• [INSTRUCTIONS TO FOLLOW]:
Can you transcribe every entry word for word, skipping the images?

:: PROVIDED INFORMATION

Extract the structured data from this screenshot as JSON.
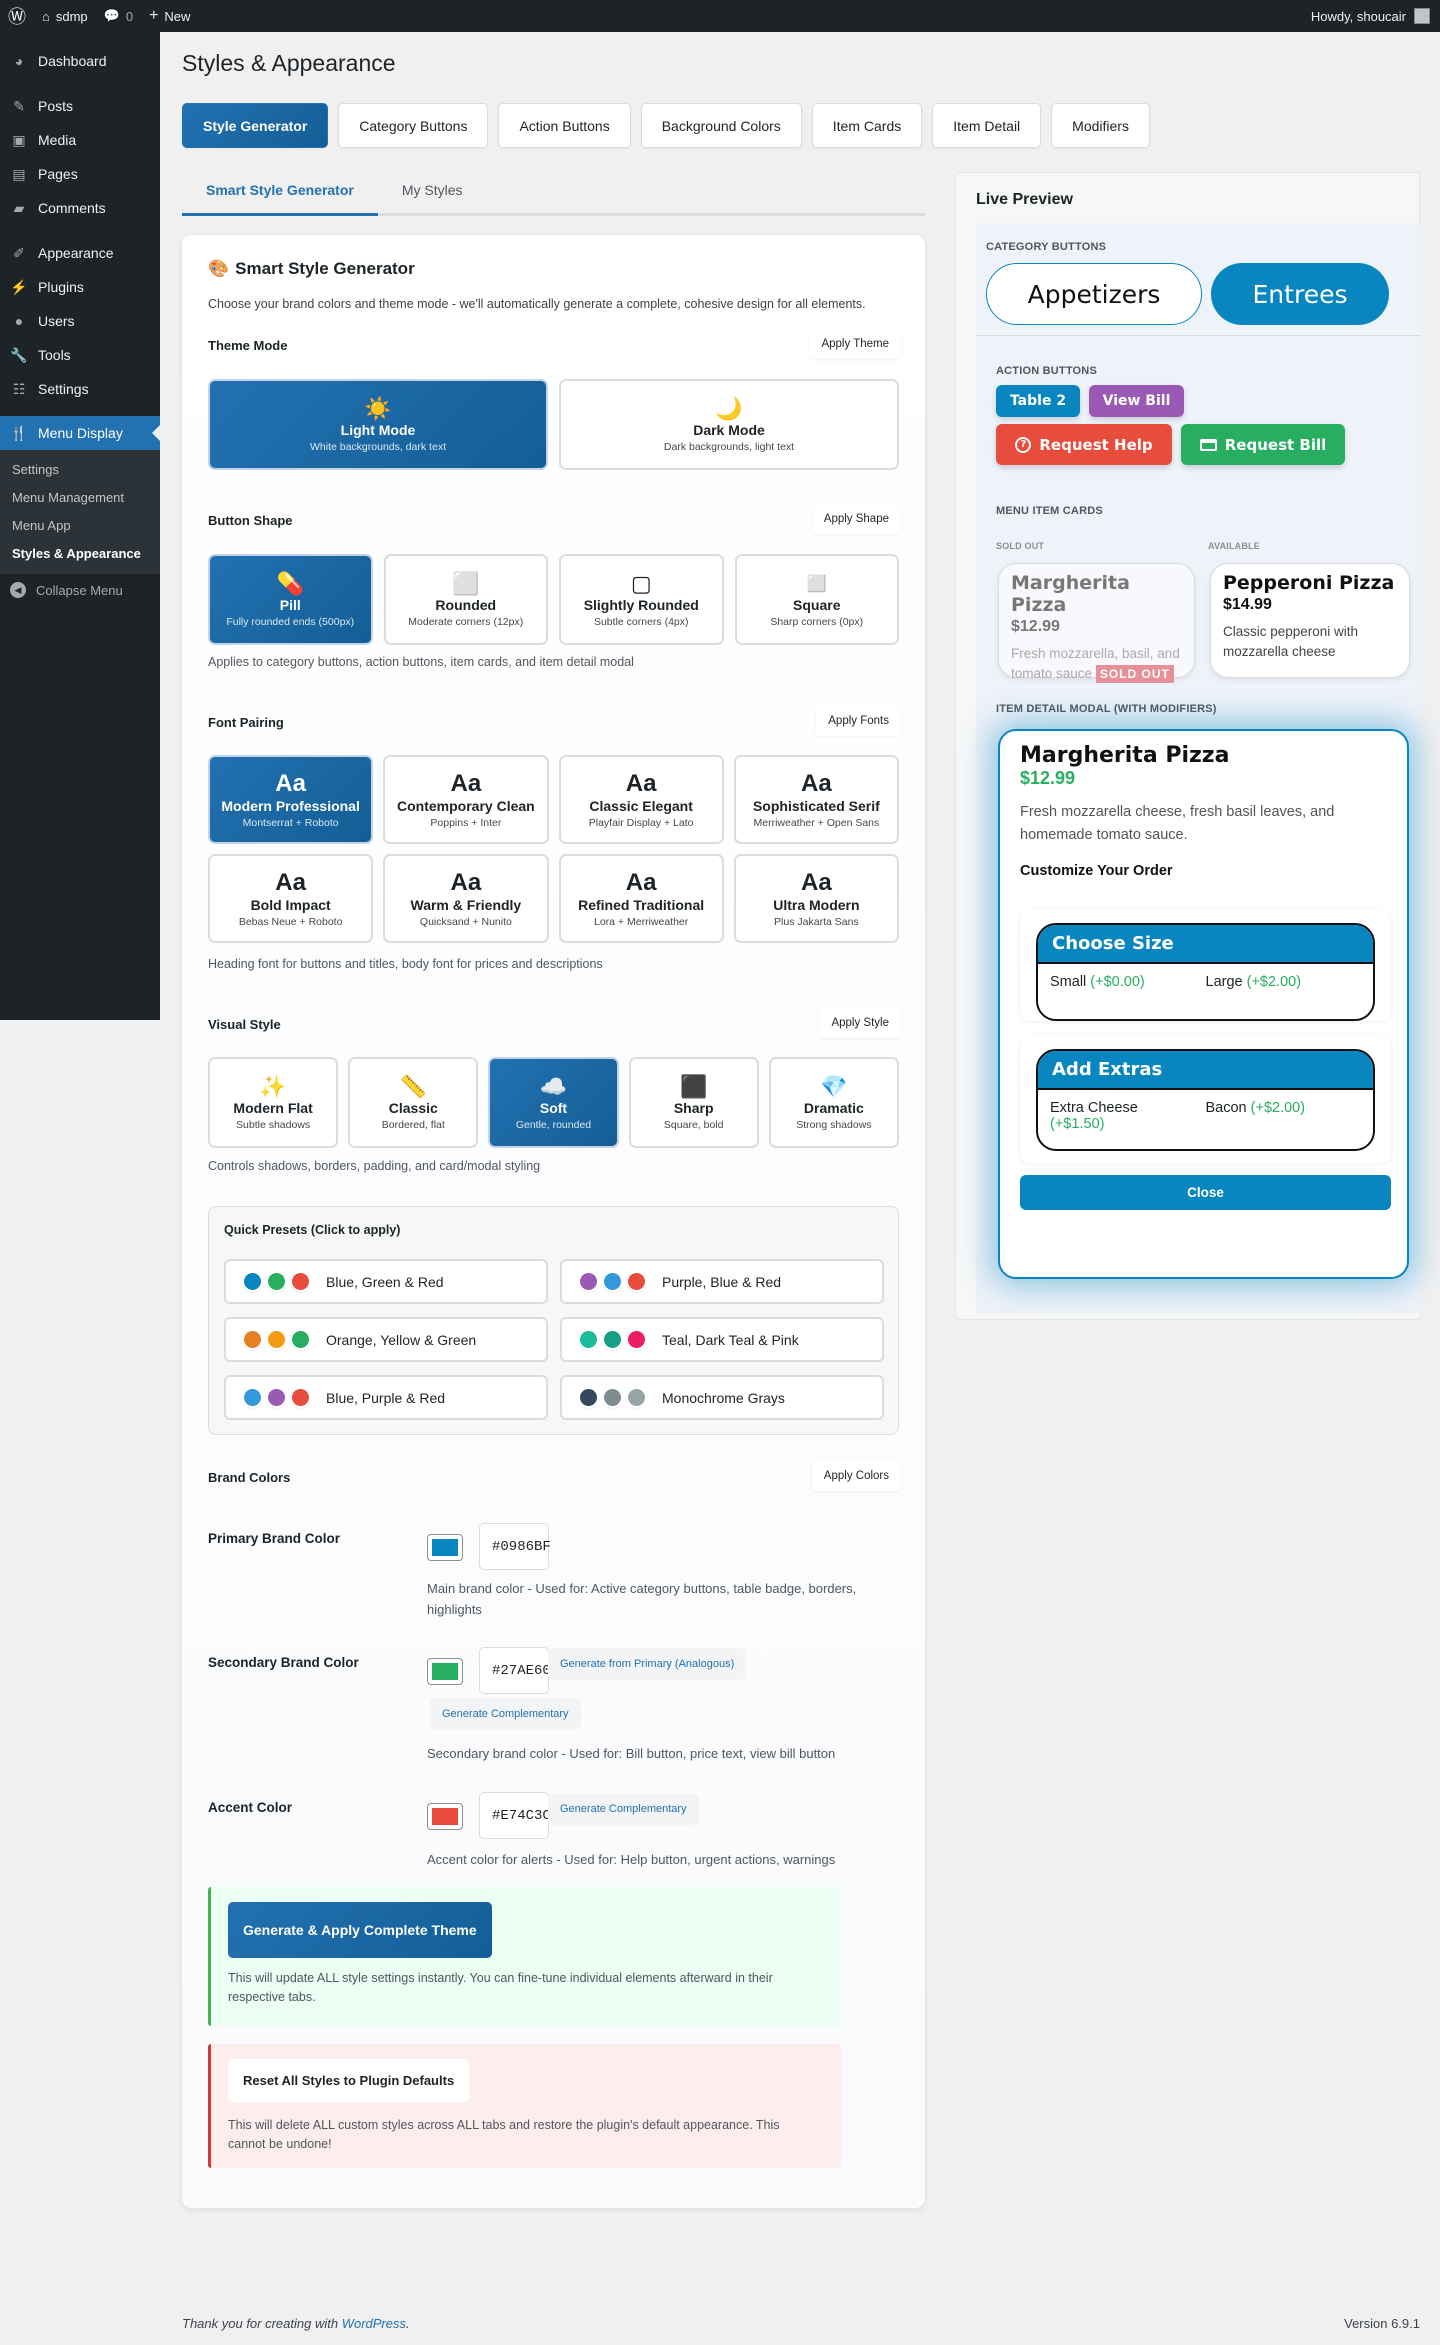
{
  "adminbar": {
    "site": "sdmp",
    "comments": "0",
    "new": "New",
    "howdy": "Howdy, shoucair"
  },
  "sidebar": {
    "items": [
      {
        "label": "Dashboard",
        "icon": "dashboard-icon"
      },
      {
        "label": "Posts",
        "icon": "pin-icon"
      },
      {
        "label": "Media",
        "icon": "media-icon"
      },
      {
        "label": "Pages",
        "icon": "pages-icon"
      },
      {
        "label": "Comments",
        "icon": "comment-icon"
      },
      {
        "label": "Appearance",
        "icon": "brush-icon"
      },
      {
        "label": "Plugins",
        "icon": "plugin-icon"
      },
      {
        "label": "Users",
        "icon": "user-icon"
      },
      {
        "label": "Tools",
        "icon": "wrench-icon"
      },
      {
        "label": "Settings",
        "icon": "settings-icon"
      },
      {
        "label": "Menu Display",
        "icon": "utensils-icon"
      }
    ],
    "submenu": [
      "Settings",
      "Menu Management",
      "Menu App",
      "Styles & Appearance"
    ],
    "collapse": "Collapse Menu"
  },
  "page": {
    "title": "Styles & Appearance"
  },
  "tabs": [
    "Style Generator",
    "Category Buttons",
    "Action Buttons",
    "Background Colors",
    "Item Cards",
    "Item Detail",
    "Modifiers"
  ],
  "subtabs": [
    "Smart Style Generator",
    "My Styles"
  ],
  "generator": {
    "title": "Smart Style Generator",
    "icon": "🎨",
    "description": "Choose your brand colors and theme mode - we'll automatically generate a complete, cohesive design for all elements.",
    "theme": {
      "label": "Theme Mode",
      "apply": "Apply Theme",
      "options": [
        {
          "icon": "☀️",
          "title": "Light Mode",
          "sub": "White backgrounds, dark text",
          "selected": true
        },
        {
          "icon": "🌙",
          "title": "Dark Mode",
          "sub": "Dark backgrounds, light text",
          "selected": false
        }
      ]
    },
    "shape": {
      "label": "Button Shape",
      "apply": "Apply Shape",
      "note": "Applies to category buttons, action buttons, item cards, and item detail modal",
      "options": [
        {
          "icon": "💊",
          "title": "Pill",
          "sub": "Fully rounded ends (500px)",
          "selected": true
        },
        {
          "icon": "⬜",
          "title": "Rounded",
          "sub": "Moderate corners (12px)"
        },
        {
          "icon": "▢",
          "title": "Slightly Rounded",
          "sub": "Subtle corners (4px)"
        },
        {
          "icon": "◻️",
          "title": "Square",
          "sub": "Sharp corners (0px)"
        }
      ]
    },
    "fonts": {
      "label": "Font Pairing",
      "apply": "Apply Fonts",
      "sample": "Aa",
      "note": "Heading font for buttons and titles, body font for prices and descriptions",
      "options": [
        {
          "title": "Modern Professional",
          "sub": "Montserrat + Roboto",
          "selected": true
        },
        {
          "title": "Contemporary Clean",
          "sub": "Poppins + Inter"
        },
        {
          "title": "Classic Elegant",
          "sub": "Playfair Display + Lato"
        },
        {
          "title": "Sophisticated Serif",
          "sub": "Merriweather + Open Sans"
        },
        {
          "title": "Bold Impact",
          "sub": "Bebas Neue + Roboto"
        },
        {
          "title": "Warm & Friendly",
          "sub": "Quicksand + Nunito"
        },
        {
          "title": "Refined Traditional",
          "sub": "Lora + Merriweather"
        },
        {
          "title": "Ultra Modern",
          "sub": "Plus Jakarta Sans"
        }
      ]
    },
    "visual": {
      "label": "Visual Style",
      "apply": "Apply Style",
      "note": "Controls shadows, borders, padding, and card/modal styling",
      "options": [
        {
          "icon": "✨",
          "title": "Modern Flat",
          "sub": "Subtle shadows"
        },
        {
          "icon": "📏",
          "title": "Classic",
          "sub": "Bordered, flat"
        },
        {
          "icon": "☁️",
          "title": "Soft",
          "sub": "Gentle, rounded",
          "selected": true
        },
        {
          "icon": "⬛",
          "title": "Sharp",
          "sub": "Square, bold"
        },
        {
          "icon": "💎",
          "title": "Dramatic",
          "sub": "Strong shadows"
        }
      ]
    },
    "presets": {
      "title": "Quick Presets (Click to apply)",
      "items": [
        {
          "label": "Blue, Green & Red",
          "colors": [
            "#0986bf",
            "#27ae60",
            "#e74c3c"
          ]
        },
        {
          "label": "Purple, Blue & Red",
          "colors": [
            "#9b59b6",
            "#3498db",
            "#e74c3c"
          ]
        },
        {
          "label": "Orange, Yellow & Green",
          "colors": [
            "#e67e22",
            "#f39c12",
            "#27ae60"
          ]
        },
        {
          "label": "Teal, Dark Teal & Pink",
          "colors": [
            "#1abc9c",
            "#16a085",
            "#e91e63"
          ]
        },
        {
          "label": "Blue, Purple & Red",
          "colors": [
            "#3498db",
            "#9b59b6",
            "#e74c3c"
          ]
        },
        {
          "label": "Monochrome Grays",
          "colors": [
            "#34495e",
            "#7f8c8d",
            "#95a5a6"
          ]
        }
      ]
    },
    "brand": {
      "label": "Brand Colors",
      "apply": "Apply Colors",
      "primary": {
        "label": "Primary Brand Color",
        "value": "#0986BF",
        "desc": "Main brand color - Used for: Active category buttons, table badge, borders, highlights"
      },
      "secondary": {
        "label": "Secondary Brand Color",
        "value": "#27AE60",
        "gen1": "Generate from Primary (Analogous)",
        "gen2": "Generate Complementary",
        "desc": "Secondary brand color - Used for: Bill button, price text, view bill button"
      },
      "accent": {
        "label": "Accent Color",
        "value": "#E74C3C",
        "gen": "Generate Complementary",
        "desc": "Accent color for alerts - Used for: Help button, urgent actions, warnings"
      }
    },
    "apply_all": {
      "button": "Generate & Apply Complete Theme",
      "note": "This will update ALL style settings instantly. You can fine-tune individual elements afterward in their respective tabs."
    },
    "reset": {
      "button": "Reset All Styles to Plugin Defaults",
      "note": "This will delete ALL custom styles across ALL tabs and restore the plugin's default appearance. This cannot be undone!"
    }
  },
  "preview": {
    "title": "Live Preview",
    "category_label": "CATEGORY BUTTONS",
    "categories": [
      "Appetizers",
      "Entrees"
    ],
    "action_label": "ACTION BUTTONS",
    "table": "Table 2",
    "view_bill": "View Bill",
    "request_help": "Request Help",
    "request_bill": "Request Bill",
    "cards_label": "MENU ITEM CARDS",
    "cards": [
      {
        "status": "SOLD OUT",
        "name": "Margherita Pizza",
        "price": "$12.99",
        "desc": "Fresh mozzarella, basil, and tomato sauce",
        "badge": "SOLD OUT"
      },
      {
        "status": "AVAILABLE",
        "name": "Pepperoni Pizza",
        "price": "$14.99",
        "desc": "Classic pepperoni with mozzarella cheese"
      }
    ],
    "modal_label": "ITEM DETAIL MODAL (WITH MODIFIERS)",
    "modal": {
      "name": "Margherita Pizza",
      "price": "$12.99",
      "desc": "Fresh mozzarella cheese, fresh basil leaves, and homemade tomato sauce.",
      "customize": "Customize Your Order",
      "groups": [
        {
          "title": "Choose Size",
          "options": [
            {
              "name": "Small",
              "price": "(+$0.00)"
            },
            {
              "name": "Large",
              "price": "(+$2.00)"
            }
          ]
        },
        {
          "title": "Add Extras",
          "options": [
            {
              "name": "Extra Cheese",
              "price": "(+$1.50)"
            },
            {
              "name": "Bacon",
              "price": "(+$2.00)"
            }
          ]
        }
      ],
      "close": "Close"
    }
  },
  "footer": {
    "text": "Thank you for creating with ",
    "link": "WordPress",
    "end": ".",
    "version": "Version 6.9.1"
  },
  "colors": {
    "primary": "#0986BF",
    "secondary": "#27AE60",
    "accent": "#E74C3C",
    "wp_blue": "#2271b1",
    "view_bill": "#9b59b6"
  }
}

::::

• [RESPONSE TO THIS TASK]:
Extract the structured data from this screenshot as JSON.
{
  "adminbar": {
    "site": "sdmp",
    "comments": "0",
    "new": "New",
    "howdy": "Howdy, shoucair"
  },
  "sidebar": {
    "items": [
      {
        "label": "Dashboard",
        "icon": "dashboard-icon"
      },
      {
        "label": "Posts",
        "icon": "pin-icon"
      },
      {
        "label": "Media",
        "icon": "media-icon"
      },
      {
        "label": "Pages",
        "icon": "pages-icon"
      },
      {
        "label": "Comments",
        "icon": "comment-icon"
      },
      {
        "label": "Appearance",
        "icon": "brush-icon"
      },
      {
        "label": "Plugins",
        "icon": "plugin-icon"
      },
      {
        "label": "Users",
        "icon": "user-icon"
      },
      {
        "label": "Tools",
        "icon": "wrench-icon"
      },
      {
        "label": "Settings",
        "icon": "settings-icon"
      },
      {
        "label": "Menu Display",
        "icon": "utensils-icon"
      }
    ],
    "submenu": [
      "Settings",
      "Menu Management",
      "Menu App",
      "Styles & Appearance"
    ],
    "collapse": "Collapse Menu"
  },
  "page": {
    "title": "Styles & Appearance"
  },
  "tabs": [
    "Style Generator",
    "Category Buttons",
    "Action Buttons",
    "Background Colors",
    "Item Cards",
    "Item Detail",
    "Modifiers"
  ],
  "subtabs": [
    "Smart Style Generator",
    "My Styles"
  ],
  "generator": {
    "title": "Smart Style Generator",
    "icon": "🎨",
    "description": "Choose your brand colors and theme mode - we'll automatically generate a complete, cohesive design for all elements.",
    "theme": {
      "label": "Theme Mode",
      "apply": "Apply Theme",
      "options": [
        {
          "icon": "☀️",
          "title": "Light Mode",
          "sub": "White backgrounds, dark text",
          "selected": true
        },
        {
          "icon": "🌙",
          "title": "Dark Mode",
          "sub": "Dark backgrounds, light text",
          "selected": false
        }
      ]
    },
    "shape": {
      "label": "Button Shape",
      "apply": "Apply Shape",
      "note": "Applies to category buttons, action buttons, item cards, and item detail modal",
      "options": [
        {
          "icon": "💊",
          "title": "Pill",
          "sub": "Fully rounded ends (500px)",
          "selected": true
        },
        {
          "icon": "⬜",
          "title": "Rounded",
          "sub": "Moderate corners (12px)"
        },
        {
          "icon": "▢",
          "title": "Slightly Rounded",
          "sub": "Subtle corners (4px)"
        },
        {
          "icon": "◻️",
          "title": "Square",
          "sub": "Sharp corners (0px)"
        }
      ]
    },
    "fonts": {
      "label": "Font Pairing",
      "apply": "Apply Fonts",
      "sample": "Aa",
      "note": "Heading font for buttons and titles, body font for prices and descriptions",
      "options": [
        {
          "title": "Modern Professional",
          "sub": "Montserrat + Roboto",
          "selected": true
        },
        {
          "title": "Contemporary Clean",
          "sub": "Poppins + Inter"
        },
        {
          "title": "Classic Elegant",
          "sub": "Playfair Display + Lato"
        },
        {
          "title": "Sophisticated Serif",
          "sub": "Merriweather + Open Sans"
        },
        {
          "title": "Bold Impact",
          "sub": "Bebas Neue + Roboto"
        },
        {
          "title": "Warm & Friendly",
          "sub": "Quicksand + Nunito"
        },
        {
          "title": "Refined Traditional",
          "sub": "Lora + Merriweather"
        },
        {
          "title": "Ultra Modern",
          "sub": "Plus Jakarta Sans"
        }
      ]
    },
    "visual": {
      "label": "Visual Style",
      "apply": "Apply Style",
      "note": "Controls shadows, borders, padding, and card/modal styling",
      "options": [
        {
          "icon": "✨",
          "title": "Modern Flat",
          "sub": "Subtle shadows"
        },
        {
          "icon": "📏",
          "title": "Classic",
          "sub": "Bordered, flat"
        },
        {
          "icon": "☁️",
          "title": "Soft",
          "sub": "Gentle, rounded",
          "selected": true
        },
        {
          "icon": "⬛",
          "title": "Sharp",
          "sub": "Square, bold"
        },
        {
          "icon": "💎",
          "title": "Dramatic",
          "sub": "Strong shadows"
        }
      ]
    },
    "presets": {
      "title": "Quick Presets (Click to apply)",
      "items": [
        {
          "label": "Blue, Green & Red",
          "colors": [
            "#0986bf",
            "#27ae60",
            "#e74c3c"
          ]
        },
        {
          "label": "Purple, Blue & Red",
          "colors": [
            "#9b59b6",
            "#3498db",
            "#e74c3c"
          ]
        },
        {
          "label": "Orange, Yellow & Green",
          "colors": [
            "#e67e22",
            "#f39c12",
            "#27ae60"
          ]
        },
        {
          "label": "Teal, Dark Teal & Pink",
          "colors": [
            "#1abc9c",
            "#16a085",
            "#e91e63"
          ]
        },
        {
          "label": "Blue, Purple & Red",
          "colors": [
            "#3498db",
            "#9b59b6",
            "#e74c3c"
          ]
        },
        {
          "label": "Monochrome Grays",
          "colors": [
            "#34495e",
            "#7f8c8d",
            "#95a5a6"
          ]
        }
      ]
    },
    "brand": {
      "label": "Brand Colors",
      "apply": "Apply Colors",
      "primary": {
        "label": "Primary Brand Color",
        "value": "#0986BF",
        "desc": "Main brand color - Used for: Active category buttons, table badge, borders, highlights"
      },
      "secondary": {
        "label": "Secondary Brand Color",
        "value": "#27AE60",
        "gen1": "Generate from Primary (Analogous)",
        "gen2": "Generate Complementary",
        "desc": "Secondary brand color - Used for: Bill button, price text, view bill button"
      },
      "accent": {
        "label": "Accent Color",
        "value": "#E74C3C",
        "gen": "Generate Complementary",
        "desc": "Accent color for alerts - Used for: Help button, urgent actions, warnings"
      }
    },
    "apply_all": {
      "button": "Generate & Apply Complete Theme",
      "note": "This will update ALL style settings instantly. You can fine-tune individual elements afterward in their respective tabs."
    },
    "reset": {
      "button": "Reset All Styles to Plugin Defaults",
      "note": "This will delete ALL custom styles across ALL tabs and restore the plugin's default appearance. This cannot be undone!"
    }
  },
  "preview": {
    "title": "Live Preview",
    "category_label": "CATEGORY BUTTONS",
    "categories": [
      "Appetizers",
      "Entrees"
    ],
    "action_label": "ACTION BUTTONS",
    "table": "Table 2",
    "view_bill": "View Bill",
    "request_help": "Request Help",
    "request_bill": "Request Bill",
    "cards_label": "MENU ITEM CARDS",
    "cards": [
      {
        "status": "SOLD OUT",
        "name": "Margherita Pizza",
        "price": "$12.99",
        "desc": "Fresh mozzarella, basil, and tomato sauce",
        "badge": "SOLD OUT"
      },
      {
        "status": "AVAILABLE",
        "name": "Pepperoni Pizza",
        "price": "$14.99",
        "desc": "Classic pepperoni with mozzarella cheese"
      }
    ],
    "modal_label": "ITEM DETAIL MODAL (WITH MODIFIERS)",
    "modal": {
      "name": "Margherita Pizza",
      "price": "$12.99",
      "desc": "Fresh mozzarella cheese, fresh basil leaves, and homemade tomato sauce.",
      "customize": "Customize Your Order",
      "groups": [
        {
          "title": "Choose Size",
          "options": [
            {
              "name": "Small",
              "price": "(+$0.00)"
            },
            {
              "name": "Large",
              "price": "(+$2.00)"
            }
          ]
        },
        {
          "title": "Add Extras",
          "options": [
            {
              "name": "Extra Cheese",
              "price": "(+$1.50)"
            },
            {
              "name": "Bacon",
              "price": "(+$2.00)"
            }
          ]
        }
      ],
      "close": "Close"
    }
  },
  "footer": {
    "text": "Thank you for creating with ",
    "link": "WordPress",
    "end": ".",
    "version": "Version 6.9.1"
  },
  "colors": {
    "primary": "#0986BF",
    "secondary": "#27AE60",
    "accent": "#E74C3C",
    "wp_blue": "#2271b1",
    "view_bill": "#9b59b6"
  }
}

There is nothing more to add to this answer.